=== Written problem ===
Filter these entries so that only lines with the word "JSON" remain.

=== Data rows ===
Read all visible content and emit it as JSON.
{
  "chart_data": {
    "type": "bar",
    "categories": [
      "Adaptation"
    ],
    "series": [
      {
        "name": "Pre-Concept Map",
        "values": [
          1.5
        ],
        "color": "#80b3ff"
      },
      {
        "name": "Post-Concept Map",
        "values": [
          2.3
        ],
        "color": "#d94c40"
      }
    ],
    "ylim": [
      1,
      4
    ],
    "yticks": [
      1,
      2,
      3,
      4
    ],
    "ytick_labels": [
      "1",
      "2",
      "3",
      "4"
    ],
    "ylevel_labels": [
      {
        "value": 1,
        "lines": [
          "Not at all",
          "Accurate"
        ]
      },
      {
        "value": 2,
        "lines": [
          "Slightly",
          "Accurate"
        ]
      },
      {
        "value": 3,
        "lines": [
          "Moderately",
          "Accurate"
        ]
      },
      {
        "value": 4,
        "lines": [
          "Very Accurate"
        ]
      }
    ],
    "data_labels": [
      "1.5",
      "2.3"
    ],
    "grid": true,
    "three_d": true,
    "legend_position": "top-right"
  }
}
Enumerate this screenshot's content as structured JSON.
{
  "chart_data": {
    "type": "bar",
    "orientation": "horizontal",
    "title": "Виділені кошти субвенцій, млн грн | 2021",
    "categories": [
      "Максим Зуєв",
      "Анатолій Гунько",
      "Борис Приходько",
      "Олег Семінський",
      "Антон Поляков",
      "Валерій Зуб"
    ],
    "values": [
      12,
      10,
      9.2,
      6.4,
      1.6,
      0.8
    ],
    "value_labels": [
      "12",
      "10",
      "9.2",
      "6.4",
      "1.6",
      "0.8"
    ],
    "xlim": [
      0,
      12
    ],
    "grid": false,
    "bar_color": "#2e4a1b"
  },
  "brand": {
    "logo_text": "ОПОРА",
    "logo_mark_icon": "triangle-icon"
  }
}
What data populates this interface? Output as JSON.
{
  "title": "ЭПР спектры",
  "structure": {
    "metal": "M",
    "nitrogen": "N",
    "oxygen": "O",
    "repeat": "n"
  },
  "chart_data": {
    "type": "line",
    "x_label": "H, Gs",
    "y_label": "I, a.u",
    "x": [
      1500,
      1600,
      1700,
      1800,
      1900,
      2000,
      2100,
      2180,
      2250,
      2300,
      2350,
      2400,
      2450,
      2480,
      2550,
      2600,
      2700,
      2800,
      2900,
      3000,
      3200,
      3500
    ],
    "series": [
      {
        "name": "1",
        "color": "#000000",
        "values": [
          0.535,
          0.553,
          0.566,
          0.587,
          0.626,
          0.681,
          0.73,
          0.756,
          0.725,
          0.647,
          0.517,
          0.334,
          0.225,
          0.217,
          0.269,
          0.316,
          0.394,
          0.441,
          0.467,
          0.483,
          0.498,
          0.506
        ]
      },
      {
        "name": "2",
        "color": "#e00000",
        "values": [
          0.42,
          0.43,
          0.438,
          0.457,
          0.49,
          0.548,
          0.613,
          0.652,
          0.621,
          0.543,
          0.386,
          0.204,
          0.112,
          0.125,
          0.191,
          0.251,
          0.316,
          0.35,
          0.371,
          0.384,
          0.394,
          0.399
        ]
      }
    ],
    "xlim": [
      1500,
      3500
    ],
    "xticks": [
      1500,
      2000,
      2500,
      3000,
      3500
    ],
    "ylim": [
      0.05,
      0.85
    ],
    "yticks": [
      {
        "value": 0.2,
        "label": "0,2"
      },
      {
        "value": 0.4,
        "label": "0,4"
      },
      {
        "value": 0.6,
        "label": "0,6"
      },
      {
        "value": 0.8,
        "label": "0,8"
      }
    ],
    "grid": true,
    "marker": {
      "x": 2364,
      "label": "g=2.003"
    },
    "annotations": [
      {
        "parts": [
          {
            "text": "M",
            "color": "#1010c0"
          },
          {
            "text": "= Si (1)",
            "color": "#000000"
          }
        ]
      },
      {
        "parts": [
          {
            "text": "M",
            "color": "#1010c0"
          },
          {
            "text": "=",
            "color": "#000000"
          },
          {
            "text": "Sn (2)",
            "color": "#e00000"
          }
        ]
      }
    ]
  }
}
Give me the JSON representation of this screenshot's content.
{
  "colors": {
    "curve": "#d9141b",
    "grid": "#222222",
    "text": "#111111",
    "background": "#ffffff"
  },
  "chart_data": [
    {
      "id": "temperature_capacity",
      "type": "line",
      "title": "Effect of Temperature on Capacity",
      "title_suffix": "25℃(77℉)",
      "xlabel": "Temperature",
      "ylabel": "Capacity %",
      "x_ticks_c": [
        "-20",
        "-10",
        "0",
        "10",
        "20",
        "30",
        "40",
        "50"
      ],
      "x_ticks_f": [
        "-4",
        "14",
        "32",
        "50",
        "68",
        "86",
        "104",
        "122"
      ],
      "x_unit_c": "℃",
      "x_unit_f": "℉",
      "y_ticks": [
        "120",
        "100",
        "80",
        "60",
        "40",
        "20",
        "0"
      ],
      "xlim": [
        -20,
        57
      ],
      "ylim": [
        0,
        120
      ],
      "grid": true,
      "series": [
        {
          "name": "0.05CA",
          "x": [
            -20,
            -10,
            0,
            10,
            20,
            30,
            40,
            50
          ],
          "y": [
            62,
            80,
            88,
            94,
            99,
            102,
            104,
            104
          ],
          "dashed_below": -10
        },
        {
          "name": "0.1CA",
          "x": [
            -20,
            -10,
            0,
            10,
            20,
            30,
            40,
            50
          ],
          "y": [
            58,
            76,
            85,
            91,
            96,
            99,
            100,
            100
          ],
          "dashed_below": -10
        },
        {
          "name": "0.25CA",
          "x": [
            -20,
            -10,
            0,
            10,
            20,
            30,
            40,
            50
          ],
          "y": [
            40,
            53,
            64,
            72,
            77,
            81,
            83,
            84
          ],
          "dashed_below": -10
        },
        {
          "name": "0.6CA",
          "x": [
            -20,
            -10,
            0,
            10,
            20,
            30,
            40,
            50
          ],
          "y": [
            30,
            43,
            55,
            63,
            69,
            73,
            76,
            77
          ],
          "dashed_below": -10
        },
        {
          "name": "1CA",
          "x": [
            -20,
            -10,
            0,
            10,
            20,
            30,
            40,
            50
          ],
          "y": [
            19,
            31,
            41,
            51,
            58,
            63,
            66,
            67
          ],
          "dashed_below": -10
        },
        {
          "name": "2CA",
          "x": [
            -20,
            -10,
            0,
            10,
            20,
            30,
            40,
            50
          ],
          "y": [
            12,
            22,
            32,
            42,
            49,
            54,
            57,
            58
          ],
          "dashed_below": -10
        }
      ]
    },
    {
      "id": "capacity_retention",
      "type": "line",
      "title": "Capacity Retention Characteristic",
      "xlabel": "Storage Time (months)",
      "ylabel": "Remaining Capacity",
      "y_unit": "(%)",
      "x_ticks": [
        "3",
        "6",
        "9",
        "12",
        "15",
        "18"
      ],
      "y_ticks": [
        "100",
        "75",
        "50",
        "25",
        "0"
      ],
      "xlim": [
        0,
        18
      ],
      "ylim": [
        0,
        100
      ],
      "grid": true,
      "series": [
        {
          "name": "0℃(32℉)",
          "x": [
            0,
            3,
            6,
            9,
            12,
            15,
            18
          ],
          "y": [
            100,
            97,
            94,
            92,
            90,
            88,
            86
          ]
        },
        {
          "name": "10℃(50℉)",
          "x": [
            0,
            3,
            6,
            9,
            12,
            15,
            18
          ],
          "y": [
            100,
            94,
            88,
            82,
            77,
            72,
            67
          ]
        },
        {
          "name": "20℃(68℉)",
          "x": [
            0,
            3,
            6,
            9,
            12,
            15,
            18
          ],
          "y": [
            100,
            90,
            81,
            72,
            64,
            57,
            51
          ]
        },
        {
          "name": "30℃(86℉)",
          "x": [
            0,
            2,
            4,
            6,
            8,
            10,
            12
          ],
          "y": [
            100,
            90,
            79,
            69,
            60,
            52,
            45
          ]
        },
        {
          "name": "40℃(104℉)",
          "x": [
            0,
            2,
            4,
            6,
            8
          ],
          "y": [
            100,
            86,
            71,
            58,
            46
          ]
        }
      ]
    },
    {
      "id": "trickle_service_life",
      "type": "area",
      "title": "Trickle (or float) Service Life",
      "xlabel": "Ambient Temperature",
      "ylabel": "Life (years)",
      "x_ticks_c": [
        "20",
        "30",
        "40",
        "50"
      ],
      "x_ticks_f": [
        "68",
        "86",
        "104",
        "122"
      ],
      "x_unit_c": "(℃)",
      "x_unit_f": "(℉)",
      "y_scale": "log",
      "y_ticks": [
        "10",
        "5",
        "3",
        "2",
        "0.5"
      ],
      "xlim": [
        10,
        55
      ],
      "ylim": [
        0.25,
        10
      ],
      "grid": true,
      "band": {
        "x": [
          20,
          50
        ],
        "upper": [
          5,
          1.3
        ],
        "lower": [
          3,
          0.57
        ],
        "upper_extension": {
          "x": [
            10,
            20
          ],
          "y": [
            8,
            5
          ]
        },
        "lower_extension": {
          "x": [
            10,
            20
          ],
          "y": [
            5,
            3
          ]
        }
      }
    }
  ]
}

=== Exercise result ===
Read all visible content and emit it as JSON.
Enumerate this screenshot's content as structured JSON.
What data populates this interface? Output as JSON.
Give me the JSON representation of this screenshot's content.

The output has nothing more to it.